_Task to carry out_
Leaving the pictures aside, transcribe every line below exactly.

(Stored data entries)
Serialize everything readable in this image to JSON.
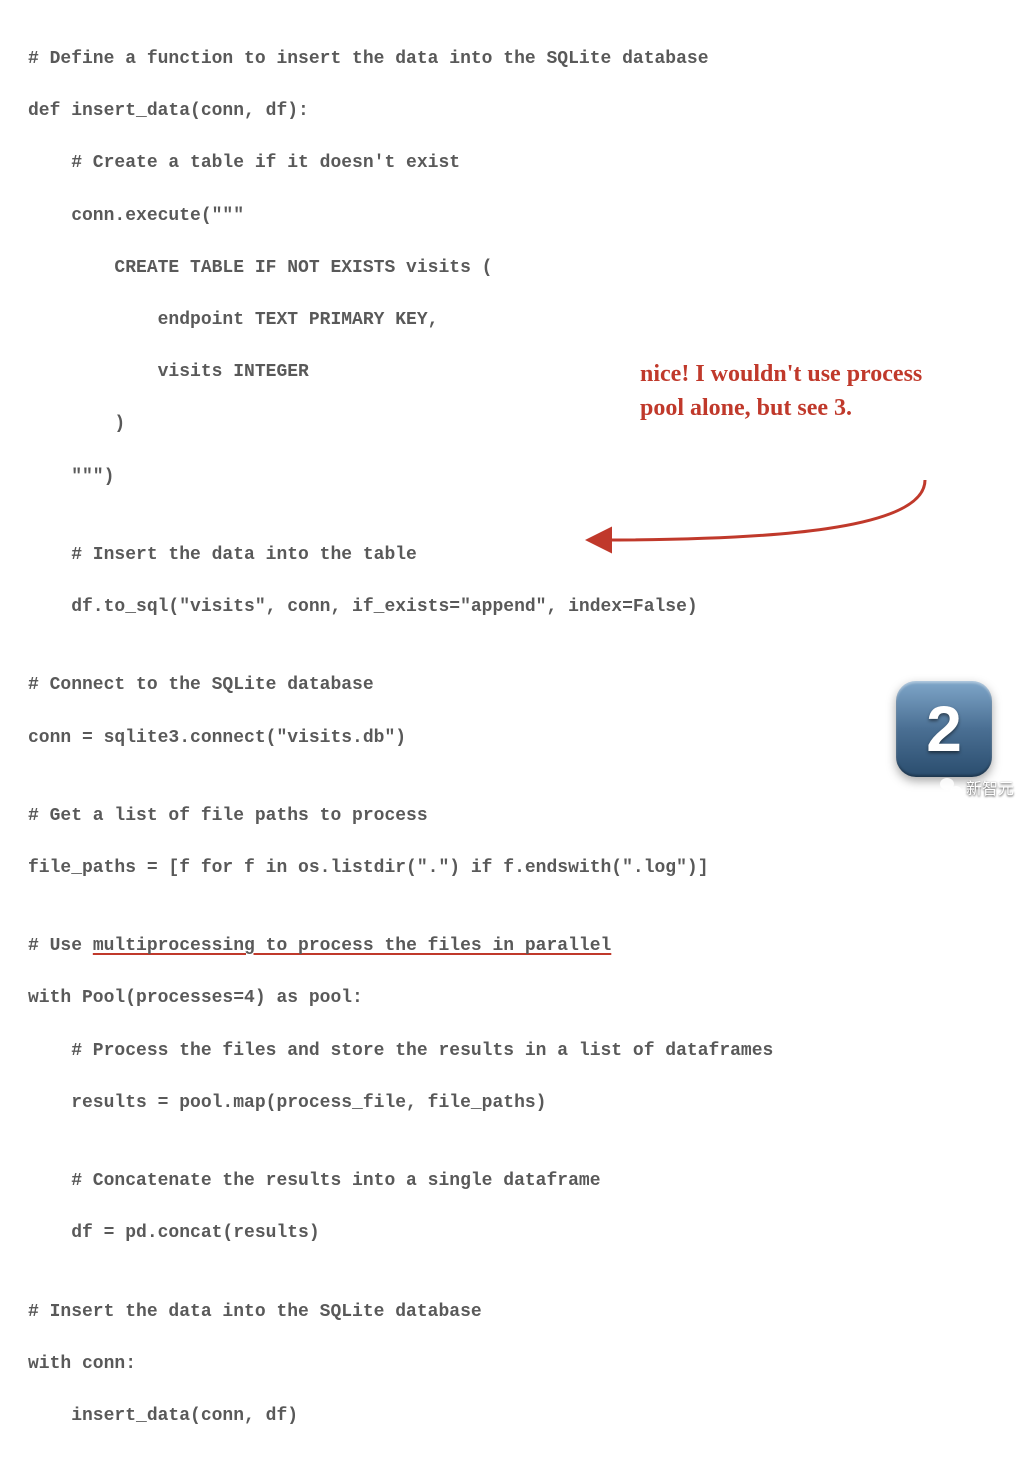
{
  "code": {
    "l1": "# Define a function to insert the data into the SQLite database",
    "l2": "def insert_data(conn, df):",
    "l3": "    # Create a table if it doesn't exist",
    "l4": "    conn.execute(\"\"\"",
    "l5": "        CREATE TABLE IF NOT EXISTS visits (",
    "l6": "            endpoint TEXT PRIMARY KEY,",
    "l7": "            visits INTEGER",
    "l8": "        )",
    "l9": "    \"\"\")",
    "l10": "",
    "l11": "    # Insert the data into the table",
    "l12": "    df.to_sql(\"visits\", conn, if_exists=\"append\", index=False)",
    "l13": "",
    "l14": "# Connect to the SQLite database",
    "l15": "conn = sqlite3.connect(\"visits.db\")",
    "l16": "",
    "l17": "# Get a list of file paths to process",
    "l18": "file_paths = [f for f in os.listdir(\".\") if f.endswith(\".log\")]",
    "l19": "",
    "l20_prefix": "# Use ",
    "l20_underlined": "multiprocessing to process the files in parallel",
    "l21": "with Pool(processes=4) as pool:",
    "l22": "    # Process the files and store the results in a list of dataframes",
    "l23": "    results = pool.map(process_file, file_paths)",
    "l24": "",
    "l25": "    # Concatenate the results into a single dataframe",
    "l26": "    df = pd.concat(results)",
    "l27": "",
    "l28": "# Insert the data into the SQLite database",
    "l29": "with conn:",
    "l30": "    insert_data(conn, df)"
  },
  "annotation": {
    "text": "nice! I wouldn't use process pool alone, but see 3.",
    "color": "#c0392b"
  },
  "badge": {
    "number": "2"
  },
  "watermark": {
    "text": "新智元"
  }
}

_Exercise output_
Serialize everything readable in this image to JSON.
{
  "code": {
    "l1": "# Define a function to insert the data into the SQLite database",
    "l2": "def insert_data(conn, df):",
    "l3": "    # Create a table if it doesn't exist",
    "l4": "    conn.execute(\"\"\"",
    "l5": "        CREATE TABLE IF NOT EXISTS visits (",
    "l6": "            endpoint TEXT PRIMARY KEY,",
    "l7": "            visits INTEGER",
    "l8": "        )",
    "l9": "    \"\"\")",
    "l10": "",
    "l11": "    # Insert the data into the table",
    "l12": "    df.to_sql(\"visits\", conn, if_exists=\"append\", index=False)",
    "l13": "",
    "l14": "# Connect to the SQLite database",
    "l15": "conn = sqlite3.connect(\"visits.db\")",
    "l16": "",
    "l17": "# Get a list of file paths to process",
    "l18": "file_paths = [f for f in os.listdir(\".\") if f.endswith(\".log\")]",
    "l19": "",
    "l20_prefix": "# Use ",
    "l20_underlined": "multiprocessing to process the files in parallel",
    "l21": "with Pool(processes=4) as pool:",
    "l22": "    # Process the files and store the results in a list of dataframes",
    "l23": "    results = pool.map(process_file, file_paths)",
    "l24": "",
    "l25": "    # Concatenate the results into a single dataframe",
    "l26": "    df = pd.concat(results)",
    "l27": "",
    "l28": "# Insert the data into the SQLite database",
    "l29": "with conn:",
    "l30": "    insert_data(conn, df)"
  },
  "annotation": {
    "text": "nice! I wouldn't use process pool alone, but see 3.",
    "color": "#c0392b"
  },
  "badge": {
    "number": "2"
  },
  "watermark": {
    "text": "新智元"
  }
}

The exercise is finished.